[Collected data entries]
════

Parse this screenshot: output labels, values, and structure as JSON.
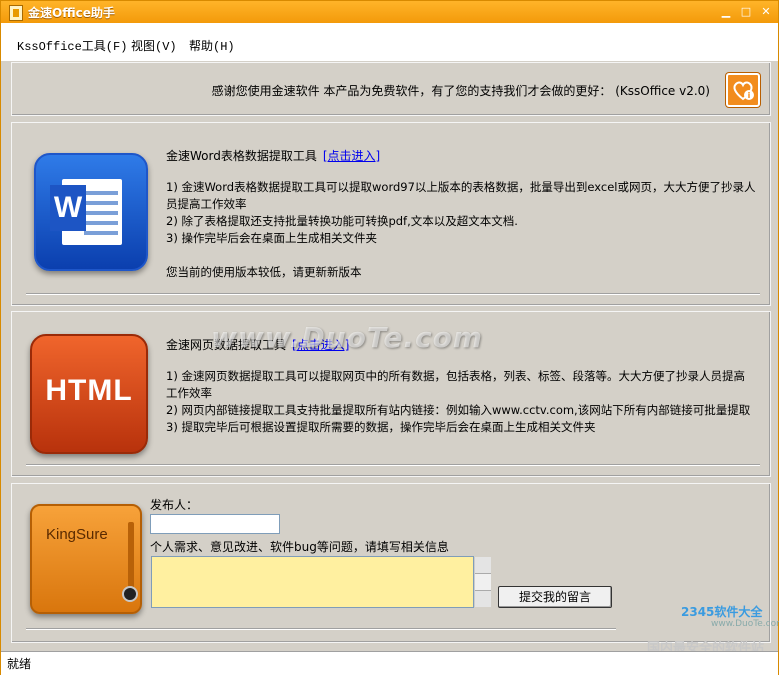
{
  "window": {
    "title": "金速Office助手"
  },
  "menu": {
    "items": [
      "KssOffice工具(F)",
      "视图(V)",
      "帮助(H)"
    ]
  },
  "thanks": {
    "text": "感谢您使用金速软件 本产品为免费软件，有了您的支持我们才会做的更好：  (KssOffice v2.0)"
  },
  "word_tool": {
    "title": "金速Word表格数据提取工具",
    "link": "[点击进入]",
    "desc": [
      "1) 金速Word表格数据提取工具可以提取word97以上版本的表格数据，批量导出到excel或网页，大大方便了抄录人员提高工作效率",
      "2) 除了表格提取还支持批量转换功能可转换pdf,文本以及超文本文档.",
      "3) 操作完毕后会在桌面上生成相关文件夹"
    ],
    "notice": "您当前的使用版本较低，请更新新版本"
  },
  "html_tool": {
    "icon_text": "HTML",
    "title": "金速网页数据提取工具",
    "link": "[点击进入]",
    "desc": [
      "1) 金速网页数据提取工具可以提取网页中的所有数据，包括表格，列表、标签、段落等。大大方便了抄录人员提高工作效率",
      "2) 网页内部链接提取工具支持批量提取所有站内链接：例如输入www.cctv.com,该网站下所有内部链接可批量提取",
      "3) 提取完毕后可根据设置提取所需要的数据，操作完毕后会在桌面上生成相关文件夹"
    ]
  },
  "feedback": {
    "icon_text": "KingSure",
    "publisher_label": "发布人：",
    "publisher_value": "",
    "message_label": "个人需求、意见改进、软件bug等问题，请填写相关信息",
    "message_value": "",
    "submit_label": "提交我的留言"
  },
  "status": {
    "text": "就绪"
  },
  "watermark": {
    "text": "www.DuoTe.com"
  },
  "corner": {
    "brand": "2345软件大全",
    "url": "www.DuoTe.com",
    "slogan": "国内最安全的软件站"
  },
  "colors": {
    "title_orange": "#f7a21b",
    "panel_gray": "#d4d0c8",
    "note_yellow": "#fff0a0",
    "link_blue": "#0000ee"
  }
}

════

#### [Short exercise]
The records above must be transcribed exactly. Pictures are left out of the copy.

#### [Written solution]
Parse this screenshot: output labels, values, and structure as JSON.
{
  "window": {
    "title": "金速Office助手"
  },
  "menu": {
    "items": [
      "KssOffice工具(F)",
      "视图(V)",
      "帮助(H)"
    ]
  },
  "thanks": {
    "text": "感谢您使用金速软件 本产品为免费软件，有了您的支持我们才会做的更好：  (KssOffice v2.0)"
  },
  "word_tool": {
    "title": "金速Word表格数据提取工具",
    "link": "[点击进入]",
    "desc": [
      "1) 金速Word表格数据提取工具可以提取word97以上版本的表格数据，批量导出到excel或网页，大大方便了抄录人员提高工作效率",
      "2) 除了表格提取还支持批量转换功能可转换pdf,文本以及超文本文档.",
      "3) 操作完毕后会在桌面上生成相关文件夹"
    ],
    "notice": "您当前的使用版本较低，请更新新版本"
  },
  "html_tool": {
    "icon_text": "HTML",
    "title": "金速网页数据提取工具",
    "link": "[点击进入]",
    "desc": [
      "1) 金速网页数据提取工具可以提取网页中的所有数据，包括表格，列表、标签、段落等。大大方便了抄录人员提高工作效率",
      "2) 网页内部链接提取工具支持批量提取所有站内链接：例如输入www.cctv.com,该网站下所有内部链接可批量提取",
      "3) 提取完毕后可根据设置提取所需要的数据，操作完毕后会在桌面上生成相关文件夹"
    ]
  },
  "feedback": {
    "icon_text": "KingSure",
    "publisher_label": "发布人：",
    "publisher_value": "",
    "message_label": "个人需求、意见改进、软件bug等问题，请填写相关信息",
    "message_value": "",
    "submit_label": "提交我的留言"
  },
  "status": {
    "text": "就绪"
  },
  "watermark": {
    "text": "www.DuoTe.com"
  },
  "corner": {
    "brand": "2345软件大全",
    "url": "www.DuoTe.com",
    "slogan": "国内最安全的软件站"
  },
  "colors": {
    "title_orange": "#f7a21b",
    "panel_gray": "#d4d0c8",
    "note_yellow": "#fff0a0",
    "link_blue": "#0000ee"
  }
}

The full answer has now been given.